• RECORDS FOR THE TASK:
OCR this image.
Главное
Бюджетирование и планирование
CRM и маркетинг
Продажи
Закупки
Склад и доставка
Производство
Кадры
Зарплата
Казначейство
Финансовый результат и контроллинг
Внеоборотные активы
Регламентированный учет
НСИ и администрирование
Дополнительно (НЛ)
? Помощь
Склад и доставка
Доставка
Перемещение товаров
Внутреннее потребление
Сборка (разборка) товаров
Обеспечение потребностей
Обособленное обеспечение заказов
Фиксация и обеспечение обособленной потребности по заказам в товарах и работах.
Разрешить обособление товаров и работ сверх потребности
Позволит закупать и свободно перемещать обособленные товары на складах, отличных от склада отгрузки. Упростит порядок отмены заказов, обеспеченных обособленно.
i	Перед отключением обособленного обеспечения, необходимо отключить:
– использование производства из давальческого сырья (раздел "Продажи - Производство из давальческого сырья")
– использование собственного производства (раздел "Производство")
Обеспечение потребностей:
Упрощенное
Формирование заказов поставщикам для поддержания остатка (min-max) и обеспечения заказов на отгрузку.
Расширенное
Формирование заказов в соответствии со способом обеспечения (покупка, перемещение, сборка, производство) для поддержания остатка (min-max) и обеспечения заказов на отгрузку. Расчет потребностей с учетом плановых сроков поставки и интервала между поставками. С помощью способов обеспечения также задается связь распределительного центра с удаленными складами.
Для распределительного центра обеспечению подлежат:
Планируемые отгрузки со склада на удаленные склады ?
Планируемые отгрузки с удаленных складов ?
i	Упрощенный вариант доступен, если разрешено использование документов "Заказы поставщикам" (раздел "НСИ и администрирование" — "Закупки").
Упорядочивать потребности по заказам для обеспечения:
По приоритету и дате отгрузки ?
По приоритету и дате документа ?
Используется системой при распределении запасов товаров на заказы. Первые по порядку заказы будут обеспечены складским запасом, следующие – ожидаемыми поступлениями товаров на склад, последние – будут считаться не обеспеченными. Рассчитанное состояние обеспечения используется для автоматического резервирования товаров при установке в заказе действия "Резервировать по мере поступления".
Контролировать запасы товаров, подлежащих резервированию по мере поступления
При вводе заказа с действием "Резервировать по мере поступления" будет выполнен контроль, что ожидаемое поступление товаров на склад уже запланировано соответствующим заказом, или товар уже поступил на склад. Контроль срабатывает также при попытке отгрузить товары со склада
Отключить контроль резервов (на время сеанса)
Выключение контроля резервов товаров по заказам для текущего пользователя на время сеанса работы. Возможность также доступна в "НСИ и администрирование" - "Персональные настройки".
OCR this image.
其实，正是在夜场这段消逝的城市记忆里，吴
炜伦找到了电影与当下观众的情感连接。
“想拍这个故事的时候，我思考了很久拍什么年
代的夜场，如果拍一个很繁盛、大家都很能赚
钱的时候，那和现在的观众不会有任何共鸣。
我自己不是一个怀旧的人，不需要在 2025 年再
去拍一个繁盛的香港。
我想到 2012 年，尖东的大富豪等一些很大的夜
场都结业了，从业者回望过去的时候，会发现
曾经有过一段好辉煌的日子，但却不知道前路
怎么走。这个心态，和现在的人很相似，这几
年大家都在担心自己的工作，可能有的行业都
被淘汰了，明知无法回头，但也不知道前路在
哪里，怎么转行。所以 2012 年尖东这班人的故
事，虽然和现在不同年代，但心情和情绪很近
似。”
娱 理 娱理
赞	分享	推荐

• DIRECTIONS FOR THIS TASK: Go through the records and print each one exactly.

• SOLUTION TO THE EXERCISE:
OCR this image.
Главное
Бюджетирование и планирование
CRM и маркетинг
Продажи
Закупки
Склад и доставка
Производство
Кадры
Зарплата
Казначейство
Финансовый результат и контроллинг
Внеоборотные активы
Регламентированный учет
НСИ и администрирование
Дополнительно (НЛ)
? Помощь
Склад и доставка
Доставка
Перемещение товаров
Внутреннее потребление
Сборка (разборка) товаров
Обеспечение потребностей
Обособленное обеспечение заказов
Фиксация и обеспечение обособленной потребности по заказам в товарах и работах.
Разрешить обособление товаров и работ сверх потребности
Позволит закупать и свободно перемещать обособленные товары на складах, отличных от склада отгрузки. Упростит порядок отмены заказов, обеспеченных обособленно.
i	Перед отключением обособленного обеспечения, необходимо отключить:
– использование производства из давальческого сырья (раздел "Продажи - Производство из давальческого сырья")
– использование собственного производства (раздел "Производство")
Обеспечение потребностей:
Упрощенное
Формирование заказов поставщикам для поддержания остатка (min-max) и обеспечения заказов на отгрузку.
Расширенное
Формирование заказов в соответствии со способом обеспечения (покупка, перемещение, сборка, производство) для поддержания остатка (min-max) и обеспечения заказов на отгрузку. Расчет потребностей с учетом плановых сроков поставки и интервала между поставками. С помощью способов обеспечения также задается связь распределительного центра с удаленными складами.
Для распределительного центра обеспечению подлежат:
Планируемые отгрузки со склада на удаленные склады ?
Планируемые отгрузки с удаленных складов ?
i	Упрощенный вариант доступен, если разрешено использование документов "Заказы поставщикам" (раздел "НСИ и администрирование" — "Закупки").
Упорядочивать потребности по заказам для обеспечения:
По приоритету и дате отгрузки ?
По приоритету и дате документа ?
Используется системой при распределении запасов товаров на заказы. Первые по порядку заказы будут обеспечены складским запасом, следующие – ожидаемыми поступлениями товаров на склад, последние – будут считаться не обеспеченными. Рассчитанное состояние обеспечения используется для автоматического резервирования товаров при установке в заказе действия "Резервировать по мере поступления".
Контролировать запасы товаров, подлежащих резервированию по мере поступления
При вводе заказа с действием "Резервировать по мере поступления" будет выполнен контроль, что ожидаемое поступление товаров на склад уже запланировано соответствующим заказом, или товар уже поступил на склад. Контроль срабатывает также при попытке отгрузить товары со склада
Отключить контроль резервов (на время сеанса)
Выключение контроля резервов товаров по заказам для текущего пользователя на время сеанса работы. Возможность также доступна в "НСИ и администрирование" - "Персональные настройки".
OCR this image.
其实，正是在夜场这段消逝的城市记忆里，吴
炜伦找到了电影与当下观众的情感连接。
“想拍这个故事的时候，我思考了很久拍什么年
代的夜场，如果拍一个很繁盛、大家都很能赚
钱的时候，那和现在的观众不会有任何共鸣。
我自己不是一个怀旧的人，不需要在 2025 年再
去拍一个繁盛的香港。
我想到 2012 年，尖东的大富豪等一些很大的夜
场都结业了，从业者回望过去的时候，会发现
曾经有过一段好辉煌的日子，但却不知道前路
怎么走。这个心态，和现在的人很相似，这几
年大家都在担心自己的工作，可能有的行业都
被淘汰了，明知无法回头，但也不知道前路在
哪里，怎么转行。所以 2012 年尖东这班人的故
事，虽然和现在不同年代，但心情和情绪很近
似。”
娱 理 娱理
赞	分享	推荐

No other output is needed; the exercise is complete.